### Ausgewählter Abschnitt:
# # #
Wie du schon richtig festgestellt hast, würde ich das Raymarine hinten anstellen, da es für deine Angelabsichten weniger geeignet ist. Das Hook 5 ist sicher kein schlechtes Gerät, passt auch für deine Zielangelei, ist im Chirp Bereich vielleicht nicht das Gelbe vom Ei, da Lowrance die gleichen Geber wie bei Festfrequenzecholoten mitliefert (Quelle Geber Merkblatt Lowrance USA).Garmin hat mit dem GT22m-TM  einen High Chirp Geber , der sehr gute Ergebnisse liefert. Am Striker 5dv natürlich auch. Der Geber ist ein 8-pin Modell, der Striker hat aber nur einen 4-pin Anschluss. Dazu gibt es einen kleinen Adapter von 8-pin  auf 4-pin, den ich auch am Echomap 5CV nutze. Das funktioniert bestens.
Der Striker hat standardmaßig den GT20 Zweifrequenzgeber(77/200khz) im Lieferumfang. Den kann man problemlos verkaufen,bringt ca 60-70€. Dann einfach den Gt22, der um die 179€ kostet, zulegen. Dazu noch den Adapter.

Wenn Du spezielle Auskünfte haben möchtest, schreib mit einfach eine PN, ich habe mit beiden schon gearbeitet.


----------



## uwe Leu (9. Juni 2017)

*AW: Lowrance Hook 5 vs. Garnim Striker 5CV vs. Dragonfly 5 Pro*

Hallo ich habe nach 9 Jahren Lowrance eine Erneuerung im letzten Jahr mit dem Elite 7TI durchgeführt.
Das Gerät ok. der Service erbärmlich.
Ich glaube ich hätte mein Gerät vieleicht bei Schlageter kaufen sollen der kümmert sich auch nach der Bezahlung.
Viel Spass


----------



## Ghu)Z(dan (20. Juni 2017)
# # #
### Angezeigte Einträge:
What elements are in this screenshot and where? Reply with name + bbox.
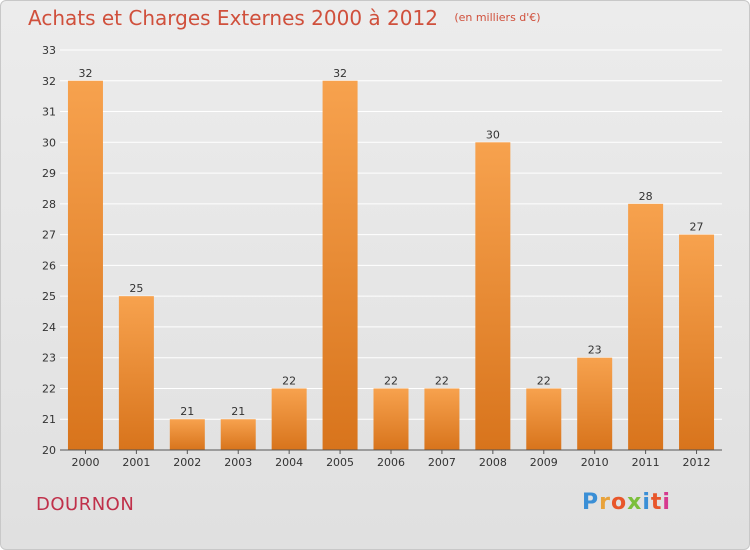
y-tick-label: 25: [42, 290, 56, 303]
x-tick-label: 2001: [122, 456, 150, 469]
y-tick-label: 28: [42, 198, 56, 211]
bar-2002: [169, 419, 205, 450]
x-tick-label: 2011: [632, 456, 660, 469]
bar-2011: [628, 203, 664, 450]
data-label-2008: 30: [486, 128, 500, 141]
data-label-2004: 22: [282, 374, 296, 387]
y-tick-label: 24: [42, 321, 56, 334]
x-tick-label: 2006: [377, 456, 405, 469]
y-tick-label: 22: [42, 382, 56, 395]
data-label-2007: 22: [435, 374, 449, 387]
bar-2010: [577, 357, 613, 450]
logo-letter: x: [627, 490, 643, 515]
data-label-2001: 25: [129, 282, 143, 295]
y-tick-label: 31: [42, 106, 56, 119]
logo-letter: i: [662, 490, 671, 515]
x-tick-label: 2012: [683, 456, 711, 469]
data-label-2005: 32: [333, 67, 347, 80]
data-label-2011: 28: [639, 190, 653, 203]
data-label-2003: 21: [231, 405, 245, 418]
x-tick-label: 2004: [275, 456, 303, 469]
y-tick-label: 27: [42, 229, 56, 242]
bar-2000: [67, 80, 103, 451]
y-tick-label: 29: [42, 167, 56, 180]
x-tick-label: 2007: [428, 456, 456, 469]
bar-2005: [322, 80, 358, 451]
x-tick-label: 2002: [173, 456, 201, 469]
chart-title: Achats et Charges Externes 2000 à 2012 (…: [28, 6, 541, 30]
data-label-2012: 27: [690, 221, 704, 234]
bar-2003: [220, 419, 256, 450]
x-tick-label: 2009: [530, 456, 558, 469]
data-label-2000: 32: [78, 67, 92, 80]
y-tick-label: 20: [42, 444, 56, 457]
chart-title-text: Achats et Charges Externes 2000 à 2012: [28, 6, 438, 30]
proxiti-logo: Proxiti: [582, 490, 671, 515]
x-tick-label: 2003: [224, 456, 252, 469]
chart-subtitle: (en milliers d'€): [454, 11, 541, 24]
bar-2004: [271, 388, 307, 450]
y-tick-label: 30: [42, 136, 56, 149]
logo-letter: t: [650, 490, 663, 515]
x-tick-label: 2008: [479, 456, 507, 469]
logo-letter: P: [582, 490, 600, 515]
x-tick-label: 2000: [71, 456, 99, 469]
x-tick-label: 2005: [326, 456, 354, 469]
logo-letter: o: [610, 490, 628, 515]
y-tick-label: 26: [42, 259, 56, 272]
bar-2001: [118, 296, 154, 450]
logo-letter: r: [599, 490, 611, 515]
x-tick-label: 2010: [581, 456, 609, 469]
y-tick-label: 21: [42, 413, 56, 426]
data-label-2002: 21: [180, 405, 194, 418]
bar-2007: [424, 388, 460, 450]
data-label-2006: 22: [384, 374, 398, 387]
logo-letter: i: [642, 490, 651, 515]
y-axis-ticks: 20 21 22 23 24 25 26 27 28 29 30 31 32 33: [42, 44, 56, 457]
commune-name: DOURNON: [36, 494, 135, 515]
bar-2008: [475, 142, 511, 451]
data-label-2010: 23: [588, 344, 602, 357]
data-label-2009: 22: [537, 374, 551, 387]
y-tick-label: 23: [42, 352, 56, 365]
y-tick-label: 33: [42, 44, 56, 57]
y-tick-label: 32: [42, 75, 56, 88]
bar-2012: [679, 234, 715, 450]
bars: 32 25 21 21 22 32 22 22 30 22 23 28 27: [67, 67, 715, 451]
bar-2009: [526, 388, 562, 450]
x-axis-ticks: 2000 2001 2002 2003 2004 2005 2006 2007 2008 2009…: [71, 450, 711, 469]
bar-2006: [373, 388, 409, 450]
# # #
### Schriftliche Anweisung A:
Fasse bitte den Absatz des Forumsauszugs zu Echoloten, der mit „Der Striker hat“ beginnt, als kurze Stichpunktliste zusammen und behalte dabei seine wesentlichen Angaben bei.
### Schriftliche Anweisung B:
Übernimm aus dem Forumsauszug zu Echoloten wortgetreu alles von „Ich glaube ich“ bis hinunter zu „(20. Juni 2017)“.
Das Material spielt hierfür keine Rolle.

### Schriftliche Antwort A:
- Zum Lieferumfang des Striker gehört standardmäßig der Zweifrequenzgeber GT20 (77/200 kHz).
- Dieser lässt sich problemlos für etwa 60–70 € verkaufen.
- Danach den GT22 für rund 179 € anschaffen.
- Zusätzlich den Adapter kaufen.

### Schriftliche Antwort B:
Ich glaube ich hätte mein Gerät vieleicht bei Schlageter kaufen sollen der kümmert sich auch nach der Bezahlung.
Viel Spass


----------



## Ghu)Z(dan (20. Juni 2017)